===== Dataset excerpts

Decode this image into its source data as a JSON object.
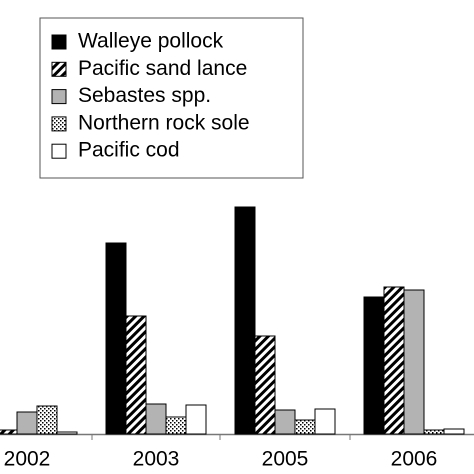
{
  "chart_data": {
    "type": "bar",
    "categories": [
      "2002",
      "2003",
      "2005",
      "2006"
    ],
    "series": [
      {
        "name": "Walleye pollock",
        "color": "#000000",
        "pattern": "solid",
        "values": [
          null,
          191,
          227,
          137
        ]
      },
      {
        "name": "Pacific sand lance",
        "color": "#000000",
        "pattern": "hatch",
        "values": [
          4,
          118,
          98,
          147
        ]
      },
      {
        "name": "Sebastes spp.",
        "color": "#b3b3b3",
        "pattern": "solid",
        "values": [
          22,
          30,
          24,
          144
        ]
      },
      {
        "name": "Northern rock sole",
        "color": "#000000",
        "pattern": "dots",
        "values": [
          28,
          17,
          14,
          4
        ]
      },
      {
        "name": "Pacific cod",
        "color": "#ffffff",
        "pattern": "solid",
        "values": [
          2,
          29,
          25,
          5
        ]
      }
    ],
    "ylim": [
      0,
      250
    ]
  }
}
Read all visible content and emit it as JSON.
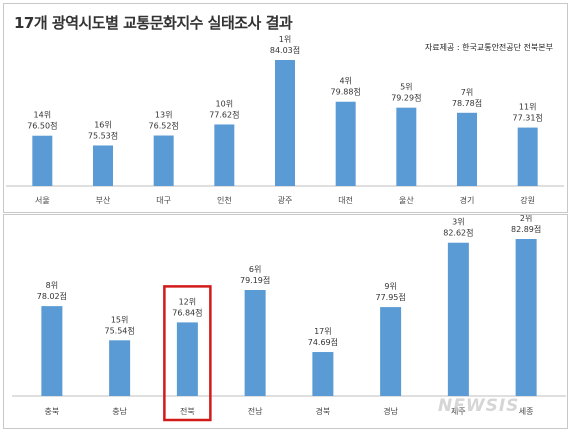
{
  "title": "17개 광역시도별 교통문화지수 실태조사 결과",
  "source": "자료제공 : 한국교통안전공단 전북본부",
  "watermark": "NEWSIS",
  "colors": {
    "bar": "#5b9bd5",
    "highlight": "#d11a1a",
    "axis": "#bfbfbf"
  },
  "chart_data": [
    {
      "type": "bar",
      "categories": [
        "서울",
        "부산",
        "대구",
        "인천",
        "광주",
        "대전",
        "울산",
        "경기",
        "강원"
      ],
      "values": [
        76.5,
        75.53,
        76.52,
        77.62,
        84.03,
        79.88,
        79.29,
        78.78,
        77.31
      ],
      "value_labels": [
        "76.50점",
        "75.53점",
        "76.52점",
        "77.62점",
        "84.03점",
        "79.88점",
        "79.29점",
        "78.78점",
        "77.31점"
      ],
      "ranks": [
        "14위",
        "16위",
        "13위",
        "10위",
        "1위",
        "4위",
        "5위",
        "7위",
        "11위"
      ],
      "highlight": null
    },
    {
      "type": "bar",
      "categories": [
        "충북",
        "충남",
        "전북",
        "전남",
        "경북",
        "경남",
        "제주",
        "세종"
      ],
      "values": [
        78.02,
        75.54,
        76.84,
        79.19,
        74.69,
        77.95,
        82.62,
        82.89
      ],
      "value_labels": [
        "78.02점",
        "75.54점",
        "76.84점",
        "79.19점",
        "74.69점",
        "77.95점",
        "82.62점",
        "82.89점"
      ],
      "ranks": [
        "8위",
        "15위",
        "12위",
        "6위",
        "17위",
        "9위",
        "3위",
        "2위"
      ],
      "highlight": "전북"
    }
  ]
}
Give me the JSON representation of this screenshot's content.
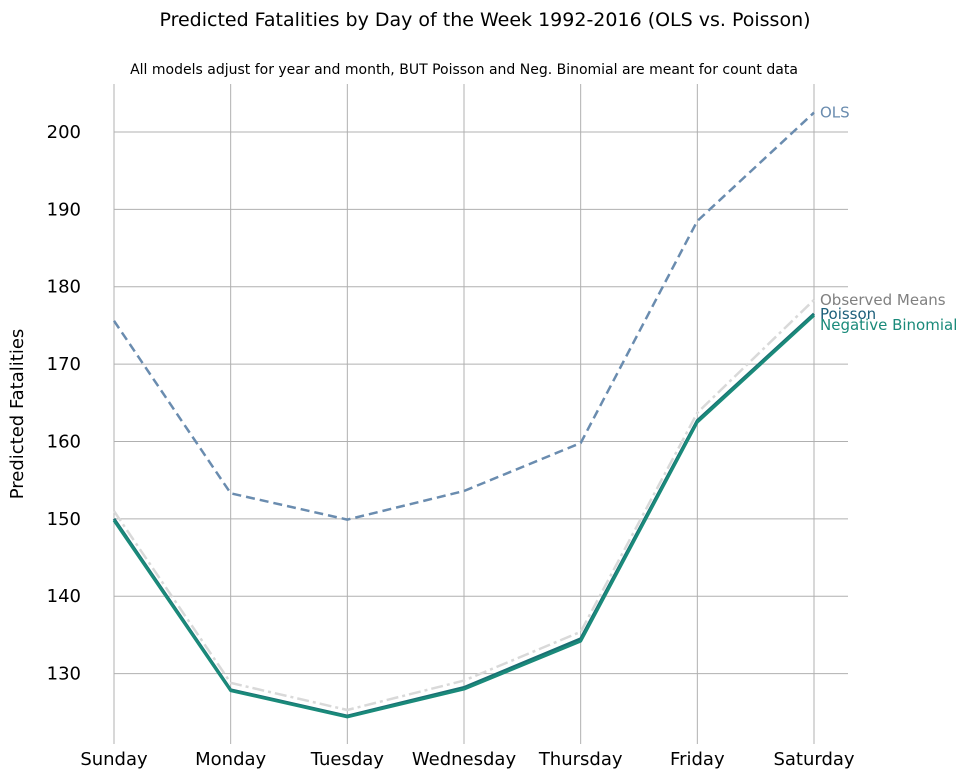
{
  "chart_data": {
    "type": "line",
    "title": "Predicted Fatalities by Day of the Week 1992-2016 (OLS vs. Poisson)",
    "subtitle": "All models adjust for year and month, BUT Poisson and Neg. Binomial are meant for count data",
    "xlabel": "",
    "ylabel": "Predicted Fatalities",
    "categories": [
      "Sunday",
      "Monday",
      "Tuesday",
      "Wednesday",
      "Thursday",
      "Friday",
      "Saturday"
    ],
    "ylim": [
      120.9,
      206.2
    ],
    "yticks": [
      130,
      140,
      150,
      160,
      170,
      180,
      190,
      200
    ],
    "grid": true,
    "legend": "direct labels at line ends",
    "series": [
      {
        "name": "OLS",
        "values": [
          175.6,
          153.3,
          149.9,
          153.6,
          159.8,
          188.5,
          202.5
        ],
        "color": "#6a8caf",
        "style": "dashed"
      },
      {
        "name": "Observed Means",
        "values": [
          151.0,
          128.8,
          125.3,
          129.1,
          135.4,
          163.7,
          178.3
        ],
        "color": "#d9d9d9",
        "style": "dashdot"
      },
      {
        "name": "Poisson",
        "values": [
          150.0,
          127.9,
          124.5,
          128.2,
          134.5,
          162.7,
          176.5
        ],
        "color": "#1b6f73",
        "style": "solid"
      },
      {
        "name": "Negative Binomial",
        "values": [
          149.8,
          127.8,
          124.4,
          128.0,
          134.2,
          162.5,
          176.3
        ],
        "color": "#1a8a7a",
        "style": "solid"
      }
    ]
  }
}
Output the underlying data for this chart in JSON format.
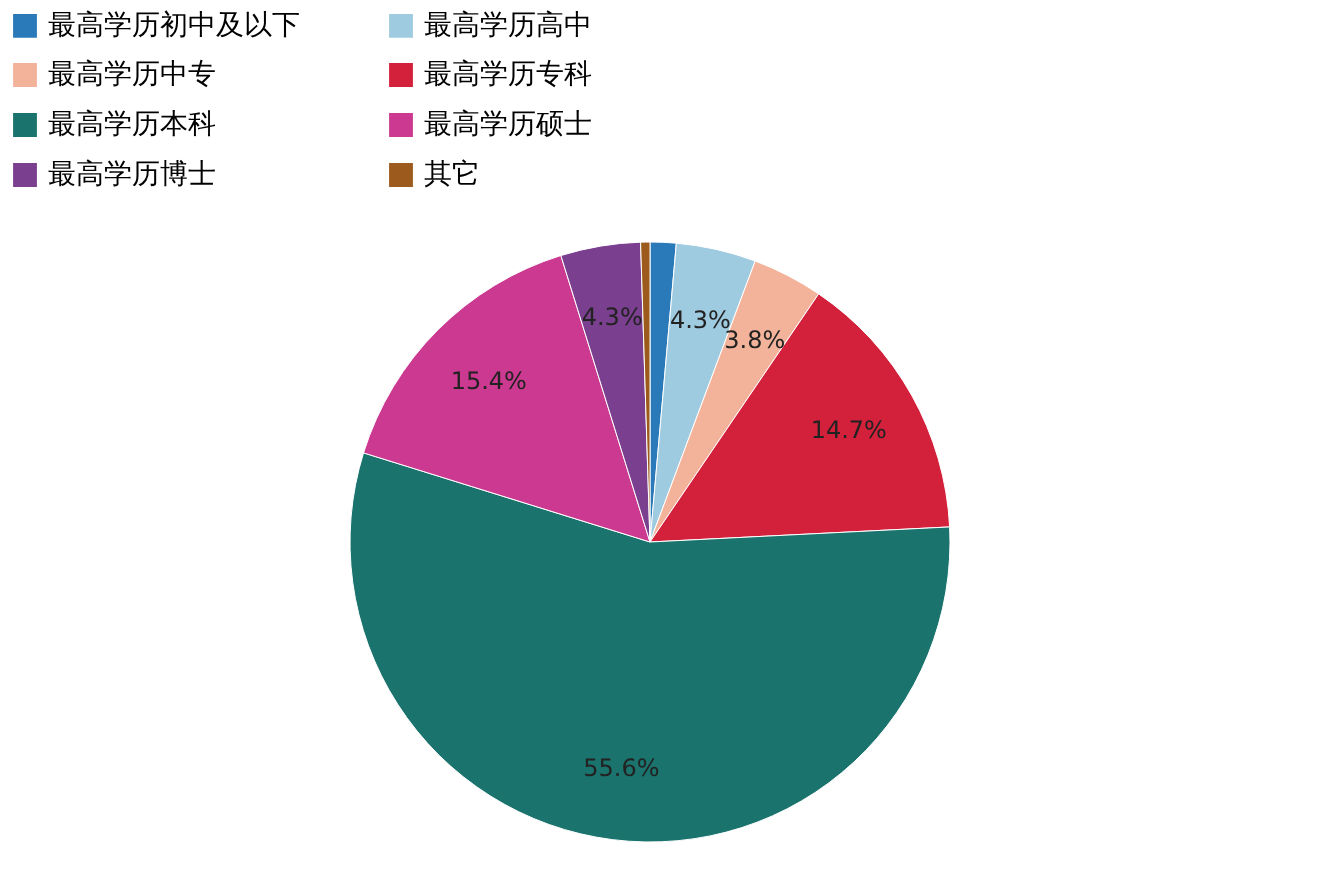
{
  "chart_data": {
    "type": "pie",
    "categories": [
      "最高学历初中及以下",
      "最高学历高中",
      "最高学历中专",
      "最高学历专科",
      "最高学历本科",
      "最高学历硕士",
      "最高学历博士",
      "其它"
    ],
    "values": [
      1.4,
      4.3,
      3.8,
      14.7,
      55.6,
      15.4,
      4.3,
      0.5
    ],
    "colors": [
      "#2a7ab9",
      "#9fcbe0",
      "#f3b39a",
      "#d3203b",
      "#1b736d",
      "#cb3990",
      "#7a3f8f",
      "#9c5b1c"
    ],
    "value_labels": [
      null,
      "4.3%",
      "3.8%",
      "14.7%",
      "55.6%",
      "15.4%",
      "4.3%",
      null
    ],
    "legend": "top left"
  }
}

==========

• Stated task:
Looking at the records above, work out how many lines include the word "highlight", then give that number by itself.

• Task result:
3